▸ CHALLENGE: For each line that holds "options", copy the line out.

▸ DATASET CONTENT:

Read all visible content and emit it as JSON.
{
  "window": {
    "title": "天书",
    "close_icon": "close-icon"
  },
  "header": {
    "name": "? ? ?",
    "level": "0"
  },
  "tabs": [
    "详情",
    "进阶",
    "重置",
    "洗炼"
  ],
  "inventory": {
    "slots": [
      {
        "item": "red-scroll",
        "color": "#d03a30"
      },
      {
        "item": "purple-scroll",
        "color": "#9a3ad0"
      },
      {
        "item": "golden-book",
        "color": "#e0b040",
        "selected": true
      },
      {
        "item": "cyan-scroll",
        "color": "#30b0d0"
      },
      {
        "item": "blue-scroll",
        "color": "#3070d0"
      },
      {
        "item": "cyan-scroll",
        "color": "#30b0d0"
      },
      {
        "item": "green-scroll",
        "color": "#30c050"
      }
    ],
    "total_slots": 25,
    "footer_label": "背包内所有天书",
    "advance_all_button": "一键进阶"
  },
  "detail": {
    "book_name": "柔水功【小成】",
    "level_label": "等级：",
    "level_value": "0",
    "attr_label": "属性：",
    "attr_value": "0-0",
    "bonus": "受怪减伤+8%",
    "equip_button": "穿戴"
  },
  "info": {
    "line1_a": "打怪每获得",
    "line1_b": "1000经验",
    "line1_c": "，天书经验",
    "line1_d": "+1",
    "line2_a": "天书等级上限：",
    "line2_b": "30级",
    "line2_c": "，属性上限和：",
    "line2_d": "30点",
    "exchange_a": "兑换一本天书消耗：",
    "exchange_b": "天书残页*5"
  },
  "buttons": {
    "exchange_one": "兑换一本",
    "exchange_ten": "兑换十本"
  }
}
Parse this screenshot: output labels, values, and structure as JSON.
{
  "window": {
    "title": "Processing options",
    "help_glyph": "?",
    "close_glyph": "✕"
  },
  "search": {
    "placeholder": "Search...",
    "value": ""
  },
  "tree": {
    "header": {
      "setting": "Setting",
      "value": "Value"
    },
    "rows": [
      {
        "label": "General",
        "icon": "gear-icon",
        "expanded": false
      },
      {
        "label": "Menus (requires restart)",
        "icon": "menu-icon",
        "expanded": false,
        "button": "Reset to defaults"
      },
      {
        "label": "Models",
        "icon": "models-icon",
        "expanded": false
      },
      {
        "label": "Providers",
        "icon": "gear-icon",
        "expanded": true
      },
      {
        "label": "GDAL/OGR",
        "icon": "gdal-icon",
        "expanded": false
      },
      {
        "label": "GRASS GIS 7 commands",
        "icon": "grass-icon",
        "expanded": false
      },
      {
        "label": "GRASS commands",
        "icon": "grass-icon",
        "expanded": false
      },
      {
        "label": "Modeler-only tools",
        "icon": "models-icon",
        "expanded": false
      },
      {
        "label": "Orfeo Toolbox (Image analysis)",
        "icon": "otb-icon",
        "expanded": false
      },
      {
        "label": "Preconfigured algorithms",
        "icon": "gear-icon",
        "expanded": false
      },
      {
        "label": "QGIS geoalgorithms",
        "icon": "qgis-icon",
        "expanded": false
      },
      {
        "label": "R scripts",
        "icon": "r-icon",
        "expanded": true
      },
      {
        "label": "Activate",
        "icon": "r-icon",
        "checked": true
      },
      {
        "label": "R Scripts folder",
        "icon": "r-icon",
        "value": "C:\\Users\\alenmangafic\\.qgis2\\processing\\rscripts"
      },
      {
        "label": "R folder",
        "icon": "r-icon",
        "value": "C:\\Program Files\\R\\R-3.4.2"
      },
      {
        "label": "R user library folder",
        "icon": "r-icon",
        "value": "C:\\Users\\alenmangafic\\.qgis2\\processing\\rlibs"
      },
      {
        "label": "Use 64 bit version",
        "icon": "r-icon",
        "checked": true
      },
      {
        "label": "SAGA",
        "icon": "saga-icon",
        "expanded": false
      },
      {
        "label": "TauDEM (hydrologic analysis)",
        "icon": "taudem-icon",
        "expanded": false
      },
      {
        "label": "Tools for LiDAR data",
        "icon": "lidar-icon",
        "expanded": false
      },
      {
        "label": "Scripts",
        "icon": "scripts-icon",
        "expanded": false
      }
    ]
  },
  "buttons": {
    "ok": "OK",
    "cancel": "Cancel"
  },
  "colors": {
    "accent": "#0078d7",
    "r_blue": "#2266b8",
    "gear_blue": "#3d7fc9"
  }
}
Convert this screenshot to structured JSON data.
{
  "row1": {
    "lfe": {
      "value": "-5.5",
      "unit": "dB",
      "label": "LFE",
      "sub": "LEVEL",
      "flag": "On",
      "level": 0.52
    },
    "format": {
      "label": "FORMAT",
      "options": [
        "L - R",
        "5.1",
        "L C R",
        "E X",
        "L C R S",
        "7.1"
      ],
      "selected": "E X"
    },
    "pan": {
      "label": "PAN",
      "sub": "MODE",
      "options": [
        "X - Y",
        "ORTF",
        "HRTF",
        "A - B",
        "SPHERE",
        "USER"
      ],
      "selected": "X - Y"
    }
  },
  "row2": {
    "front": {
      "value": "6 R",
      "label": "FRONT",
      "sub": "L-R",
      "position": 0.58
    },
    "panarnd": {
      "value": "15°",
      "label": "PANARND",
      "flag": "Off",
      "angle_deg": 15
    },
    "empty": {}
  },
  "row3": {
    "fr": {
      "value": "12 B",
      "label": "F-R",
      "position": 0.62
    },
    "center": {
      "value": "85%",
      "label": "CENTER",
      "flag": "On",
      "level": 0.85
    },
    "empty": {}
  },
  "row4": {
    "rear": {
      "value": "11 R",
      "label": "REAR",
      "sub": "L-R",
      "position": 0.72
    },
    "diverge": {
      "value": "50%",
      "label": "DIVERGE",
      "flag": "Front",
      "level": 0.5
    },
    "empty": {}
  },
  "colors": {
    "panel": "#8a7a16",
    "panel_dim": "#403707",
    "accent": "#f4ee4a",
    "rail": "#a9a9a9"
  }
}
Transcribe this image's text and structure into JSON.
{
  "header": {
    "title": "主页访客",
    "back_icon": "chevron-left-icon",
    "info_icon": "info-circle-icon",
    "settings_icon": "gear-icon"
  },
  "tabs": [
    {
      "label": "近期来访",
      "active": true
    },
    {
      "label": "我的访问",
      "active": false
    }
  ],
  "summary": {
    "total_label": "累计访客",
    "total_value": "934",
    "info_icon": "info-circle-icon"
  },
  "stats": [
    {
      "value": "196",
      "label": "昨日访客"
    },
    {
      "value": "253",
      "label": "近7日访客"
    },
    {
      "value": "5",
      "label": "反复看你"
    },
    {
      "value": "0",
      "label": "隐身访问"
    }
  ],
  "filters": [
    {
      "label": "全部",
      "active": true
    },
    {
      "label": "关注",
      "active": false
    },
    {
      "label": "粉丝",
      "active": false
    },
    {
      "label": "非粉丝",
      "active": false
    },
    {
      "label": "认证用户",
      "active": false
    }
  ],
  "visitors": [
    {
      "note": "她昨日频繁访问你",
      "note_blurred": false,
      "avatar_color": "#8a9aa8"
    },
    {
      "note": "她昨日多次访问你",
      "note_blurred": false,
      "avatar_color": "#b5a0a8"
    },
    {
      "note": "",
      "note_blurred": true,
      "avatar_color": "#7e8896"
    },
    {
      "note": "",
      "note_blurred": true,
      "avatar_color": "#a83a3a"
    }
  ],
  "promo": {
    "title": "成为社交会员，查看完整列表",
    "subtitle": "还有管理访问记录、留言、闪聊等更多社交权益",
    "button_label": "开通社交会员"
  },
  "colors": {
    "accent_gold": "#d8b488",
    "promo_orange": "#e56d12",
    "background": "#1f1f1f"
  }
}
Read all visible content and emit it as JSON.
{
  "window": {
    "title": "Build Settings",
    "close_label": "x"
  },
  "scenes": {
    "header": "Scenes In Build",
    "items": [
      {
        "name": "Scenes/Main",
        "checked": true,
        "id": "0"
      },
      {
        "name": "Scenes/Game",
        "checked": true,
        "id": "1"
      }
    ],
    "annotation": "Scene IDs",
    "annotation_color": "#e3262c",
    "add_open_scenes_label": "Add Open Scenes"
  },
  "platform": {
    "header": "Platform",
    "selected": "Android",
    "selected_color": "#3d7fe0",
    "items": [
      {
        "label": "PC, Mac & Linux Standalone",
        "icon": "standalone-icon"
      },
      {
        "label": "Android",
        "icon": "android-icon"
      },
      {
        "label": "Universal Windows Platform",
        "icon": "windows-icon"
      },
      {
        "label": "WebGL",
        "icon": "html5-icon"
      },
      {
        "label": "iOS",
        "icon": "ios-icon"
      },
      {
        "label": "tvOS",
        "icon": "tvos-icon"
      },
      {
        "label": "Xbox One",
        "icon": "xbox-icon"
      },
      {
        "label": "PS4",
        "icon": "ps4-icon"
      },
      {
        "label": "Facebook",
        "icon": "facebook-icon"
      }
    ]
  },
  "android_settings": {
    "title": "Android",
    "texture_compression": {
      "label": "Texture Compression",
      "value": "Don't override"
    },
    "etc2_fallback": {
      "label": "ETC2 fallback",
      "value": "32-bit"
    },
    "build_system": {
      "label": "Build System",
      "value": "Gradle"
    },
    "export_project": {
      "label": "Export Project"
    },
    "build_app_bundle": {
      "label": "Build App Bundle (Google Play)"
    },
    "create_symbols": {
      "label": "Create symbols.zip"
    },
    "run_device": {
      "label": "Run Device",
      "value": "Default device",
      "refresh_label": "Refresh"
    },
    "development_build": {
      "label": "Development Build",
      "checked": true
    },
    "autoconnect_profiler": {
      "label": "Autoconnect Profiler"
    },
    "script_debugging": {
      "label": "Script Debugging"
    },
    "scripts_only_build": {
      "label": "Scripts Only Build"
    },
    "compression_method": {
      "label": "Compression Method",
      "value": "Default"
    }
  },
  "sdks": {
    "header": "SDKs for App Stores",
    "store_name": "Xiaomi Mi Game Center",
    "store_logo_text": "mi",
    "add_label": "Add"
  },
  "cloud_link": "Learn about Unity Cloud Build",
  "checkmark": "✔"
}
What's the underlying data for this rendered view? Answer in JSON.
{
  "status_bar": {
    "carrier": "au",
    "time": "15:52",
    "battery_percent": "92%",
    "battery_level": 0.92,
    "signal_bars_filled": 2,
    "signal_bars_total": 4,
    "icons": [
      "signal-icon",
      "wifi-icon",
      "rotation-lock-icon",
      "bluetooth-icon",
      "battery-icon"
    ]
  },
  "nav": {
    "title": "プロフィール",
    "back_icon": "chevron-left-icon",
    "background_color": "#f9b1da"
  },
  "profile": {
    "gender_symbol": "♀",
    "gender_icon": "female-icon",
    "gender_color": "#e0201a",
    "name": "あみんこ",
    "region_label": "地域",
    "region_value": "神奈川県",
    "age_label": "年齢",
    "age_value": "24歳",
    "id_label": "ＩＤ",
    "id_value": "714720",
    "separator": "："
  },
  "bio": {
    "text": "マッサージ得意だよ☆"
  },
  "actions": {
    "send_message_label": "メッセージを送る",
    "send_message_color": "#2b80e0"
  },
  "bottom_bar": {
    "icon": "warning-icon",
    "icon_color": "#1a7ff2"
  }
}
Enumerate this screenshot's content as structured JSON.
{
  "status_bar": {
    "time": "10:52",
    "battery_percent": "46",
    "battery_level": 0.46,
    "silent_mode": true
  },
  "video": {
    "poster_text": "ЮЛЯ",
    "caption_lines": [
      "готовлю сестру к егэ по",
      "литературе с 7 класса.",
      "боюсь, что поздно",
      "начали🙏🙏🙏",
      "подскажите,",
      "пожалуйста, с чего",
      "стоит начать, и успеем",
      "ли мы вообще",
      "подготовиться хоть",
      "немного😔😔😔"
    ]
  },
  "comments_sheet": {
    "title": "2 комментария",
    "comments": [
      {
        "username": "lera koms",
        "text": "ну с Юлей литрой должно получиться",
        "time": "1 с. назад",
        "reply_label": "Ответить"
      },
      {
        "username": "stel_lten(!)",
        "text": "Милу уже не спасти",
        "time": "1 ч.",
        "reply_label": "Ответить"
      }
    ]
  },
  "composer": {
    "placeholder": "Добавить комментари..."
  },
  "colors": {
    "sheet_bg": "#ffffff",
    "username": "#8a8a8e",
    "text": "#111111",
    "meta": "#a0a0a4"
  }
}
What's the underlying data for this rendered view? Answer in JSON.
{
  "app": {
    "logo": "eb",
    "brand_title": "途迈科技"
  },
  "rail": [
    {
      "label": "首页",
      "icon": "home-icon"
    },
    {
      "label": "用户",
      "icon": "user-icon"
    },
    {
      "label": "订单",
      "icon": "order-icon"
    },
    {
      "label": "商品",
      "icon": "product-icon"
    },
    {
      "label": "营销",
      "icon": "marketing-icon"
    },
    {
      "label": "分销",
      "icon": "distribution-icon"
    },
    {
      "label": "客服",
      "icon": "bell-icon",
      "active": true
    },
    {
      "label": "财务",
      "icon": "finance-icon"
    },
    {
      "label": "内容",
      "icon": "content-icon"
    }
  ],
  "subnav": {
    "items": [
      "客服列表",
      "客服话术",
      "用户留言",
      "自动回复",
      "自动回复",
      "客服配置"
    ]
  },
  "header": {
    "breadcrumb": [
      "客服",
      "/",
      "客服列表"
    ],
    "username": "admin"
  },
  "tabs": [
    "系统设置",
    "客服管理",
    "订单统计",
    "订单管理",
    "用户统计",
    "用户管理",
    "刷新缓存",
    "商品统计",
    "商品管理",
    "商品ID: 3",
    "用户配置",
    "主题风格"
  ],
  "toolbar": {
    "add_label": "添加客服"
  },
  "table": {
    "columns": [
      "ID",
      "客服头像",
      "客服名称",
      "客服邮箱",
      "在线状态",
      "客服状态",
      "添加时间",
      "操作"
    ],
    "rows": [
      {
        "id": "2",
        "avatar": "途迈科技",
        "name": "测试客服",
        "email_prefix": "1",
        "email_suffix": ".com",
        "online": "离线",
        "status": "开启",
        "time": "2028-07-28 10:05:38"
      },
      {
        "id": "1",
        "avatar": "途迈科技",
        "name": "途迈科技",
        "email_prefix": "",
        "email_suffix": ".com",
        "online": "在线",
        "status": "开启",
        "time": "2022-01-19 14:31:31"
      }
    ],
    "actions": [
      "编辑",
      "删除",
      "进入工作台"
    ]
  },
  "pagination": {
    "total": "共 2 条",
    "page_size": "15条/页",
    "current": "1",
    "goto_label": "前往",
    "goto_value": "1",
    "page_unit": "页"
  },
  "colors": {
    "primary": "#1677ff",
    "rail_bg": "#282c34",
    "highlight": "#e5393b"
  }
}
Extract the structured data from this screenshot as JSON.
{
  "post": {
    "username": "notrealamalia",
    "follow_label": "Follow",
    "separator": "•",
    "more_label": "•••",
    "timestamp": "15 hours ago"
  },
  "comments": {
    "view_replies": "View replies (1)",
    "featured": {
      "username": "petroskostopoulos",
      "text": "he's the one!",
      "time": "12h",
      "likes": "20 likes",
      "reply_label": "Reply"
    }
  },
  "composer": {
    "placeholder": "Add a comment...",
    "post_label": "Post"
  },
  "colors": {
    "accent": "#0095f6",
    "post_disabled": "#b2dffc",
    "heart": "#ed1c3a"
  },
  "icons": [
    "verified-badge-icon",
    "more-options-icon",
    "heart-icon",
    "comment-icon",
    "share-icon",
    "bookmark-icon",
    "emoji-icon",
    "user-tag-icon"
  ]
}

▸ FULL ANSWER:
    "title": "Processing options",
      "options": [
      "options": [
    "more-options-icon",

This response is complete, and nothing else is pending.